# DATA ROWS:
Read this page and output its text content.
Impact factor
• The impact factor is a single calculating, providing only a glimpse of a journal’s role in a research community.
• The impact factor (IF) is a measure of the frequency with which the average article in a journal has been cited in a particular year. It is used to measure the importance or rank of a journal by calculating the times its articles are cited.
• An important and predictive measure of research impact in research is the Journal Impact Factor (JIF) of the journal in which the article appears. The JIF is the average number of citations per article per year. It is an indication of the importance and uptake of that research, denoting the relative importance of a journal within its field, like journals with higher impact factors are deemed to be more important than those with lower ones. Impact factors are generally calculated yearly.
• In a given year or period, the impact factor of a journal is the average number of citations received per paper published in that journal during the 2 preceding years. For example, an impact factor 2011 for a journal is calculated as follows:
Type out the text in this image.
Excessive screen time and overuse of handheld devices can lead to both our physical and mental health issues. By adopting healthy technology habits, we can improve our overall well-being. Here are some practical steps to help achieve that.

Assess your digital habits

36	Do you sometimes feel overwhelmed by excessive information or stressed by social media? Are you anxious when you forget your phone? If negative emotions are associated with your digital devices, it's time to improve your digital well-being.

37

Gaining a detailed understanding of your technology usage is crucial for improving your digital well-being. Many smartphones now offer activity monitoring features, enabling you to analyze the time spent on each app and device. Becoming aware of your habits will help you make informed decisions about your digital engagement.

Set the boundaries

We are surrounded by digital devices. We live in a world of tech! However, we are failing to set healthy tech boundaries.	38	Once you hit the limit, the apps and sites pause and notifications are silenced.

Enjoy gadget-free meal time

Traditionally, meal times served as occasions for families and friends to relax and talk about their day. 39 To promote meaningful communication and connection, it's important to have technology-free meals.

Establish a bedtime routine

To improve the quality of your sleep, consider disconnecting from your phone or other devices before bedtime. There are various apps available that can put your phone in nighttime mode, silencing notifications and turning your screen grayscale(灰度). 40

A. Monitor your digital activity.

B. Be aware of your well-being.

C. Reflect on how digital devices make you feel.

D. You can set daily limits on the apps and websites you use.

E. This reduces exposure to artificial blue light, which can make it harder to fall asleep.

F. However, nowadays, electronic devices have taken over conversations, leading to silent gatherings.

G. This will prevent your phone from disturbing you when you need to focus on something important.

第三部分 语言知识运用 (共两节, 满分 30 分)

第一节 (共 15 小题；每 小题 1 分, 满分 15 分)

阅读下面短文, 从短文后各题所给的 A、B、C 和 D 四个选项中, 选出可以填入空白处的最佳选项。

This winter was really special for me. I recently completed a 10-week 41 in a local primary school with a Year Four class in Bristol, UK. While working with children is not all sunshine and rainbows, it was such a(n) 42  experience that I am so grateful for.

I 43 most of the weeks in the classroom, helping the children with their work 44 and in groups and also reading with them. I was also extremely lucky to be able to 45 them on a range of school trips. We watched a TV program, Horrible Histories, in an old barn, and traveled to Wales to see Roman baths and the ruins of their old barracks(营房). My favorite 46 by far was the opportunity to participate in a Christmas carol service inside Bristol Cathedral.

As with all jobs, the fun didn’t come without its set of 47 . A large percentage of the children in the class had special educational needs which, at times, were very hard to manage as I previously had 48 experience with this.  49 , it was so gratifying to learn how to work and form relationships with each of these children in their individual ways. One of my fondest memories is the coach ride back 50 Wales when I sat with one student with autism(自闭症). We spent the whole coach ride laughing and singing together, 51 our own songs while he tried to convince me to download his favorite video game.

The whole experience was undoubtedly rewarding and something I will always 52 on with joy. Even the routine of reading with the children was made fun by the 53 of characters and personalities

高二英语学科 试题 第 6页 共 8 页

# PROBLEM REQUIREMENTS:
The records above should be repeated in full, exactly as given.

# SOLUTION FOR THIS EXERCISE:
Read this page and output its text content.
Impact factor
• The impact factor is a single calculating, providing only a glimpse of a journal’s role in a research community.
• The impact factor (IF) is a measure of the frequency with which the average article in a journal has been cited in a particular year. It is used to measure the importance or rank of a journal by calculating the times its articles are cited.
• An important and predictive measure of research impact in research is the Journal Impact Factor (JIF) of the journal in which the article appears. The JIF is the average number of citations per article per year. It is an indication of the importance and uptake of that research, denoting the relative importance of a journal within its field, like journals with higher impact factors are deemed to be more important than those with lower ones. Impact factors are generally calculated yearly.
• In a given year or period, the impact factor of a journal is the average number of citations received per paper published in that journal during the 2 preceding years. For example, an impact factor 2011 for a journal is calculated as follows:
Type out the text in this image.
Excessive screen time and overuse of handheld devices can lead to both our physical and mental health issues. By adopting healthy technology habits, we can improve our overall well-being. Here are some practical steps to help achieve that.

Assess your digital habits

36	Do you sometimes feel overwhelmed by excessive information or stressed by social media? Are you anxious when you forget your phone? If negative emotions are associated with your digital devices, it's time to improve your digital well-being.

37

Gaining a detailed understanding of your technology usage is crucial for improving your digital well-being. Many smartphones now offer activity monitoring features, enabling you to analyze the time spent on each app and device. Becoming aware of your habits will help you make informed decisions about your digital engagement.

Set the boundaries

We are surrounded by digital devices. We live in a world of tech! However, we are failing to set healthy tech boundaries.	38	Once you hit the limit, the apps and sites pause and notifications are silenced.

Enjoy gadget-free meal time

Traditionally, meal times served as occasions for families and friends to relax and talk about their day. 39 To promote meaningful communication and connection, it's important to have technology-free meals.

Establish a bedtime routine

To improve the quality of your sleep, consider disconnecting from your phone or other devices before bedtime. There are various apps available that can put your phone in nighttime mode, silencing notifications and turning your screen grayscale(灰度). 40

A. Monitor your digital activity.

B. Be aware of your well-being.

C. Reflect on how digital devices make you feel.

D. You can set daily limits on the apps and websites you use.

E. This reduces exposure to artificial blue light, which can make it harder to fall asleep.

F. However, nowadays, electronic devices have taken over conversations, leading to silent gatherings.

G. This will prevent your phone from disturbing you when you need to focus on something important.

第三部分 语言知识运用 (共两节, 满分 30 分)

第一节 (共 15 小题；每 小题 1 分, 满分 15 分)

阅读下面短文, 从短文后各题所给的 A、B、C 和 D 四个选项中, 选出可以填入空白处的最佳选项。

This winter was really special for me. I recently completed a 10-week 41 in a local primary school with a Year Four class in Bristol, UK. While working with children is not all sunshine and rainbows, it was such a(n) 42  experience that I am so grateful for.

I 43 most of the weeks in the classroom, helping the children with their work 44 and in groups and also reading with them. I was also extremely lucky to be able to 45 them on a range of school trips. We watched a TV program, Horrible Histories, in an old barn, and traveled to Wales to see Roman baths and the ruins of their old barracks(营房). My favorite 46 by far was the opportunity to participate in a Christmas carol service inside Bristol Cathedral.

As with all jobs, the fun didn’t come without its set of 47 . A large percentage of the children in the class had special educational needs which, at times, were very hard to manage as I previously had 48 experience with this.  49 , it was so gratifying to learn how to work and form relationships with each of these children in their individual ways. One of my fondest memories is the coach ride back 50 Wales when I sat with one student with autism(自闭症). We spent the whole coach ride laughing and singing together, 51 our own songs while he tried to convince me to download his favorite video game.

The whole experience was undoubtedly rewarding and something I will always 52 on with joy. Even the routine of reading with the children was made fun by the 53 of characters and personalities

高二英语学科 试题 第 6页 共 8 页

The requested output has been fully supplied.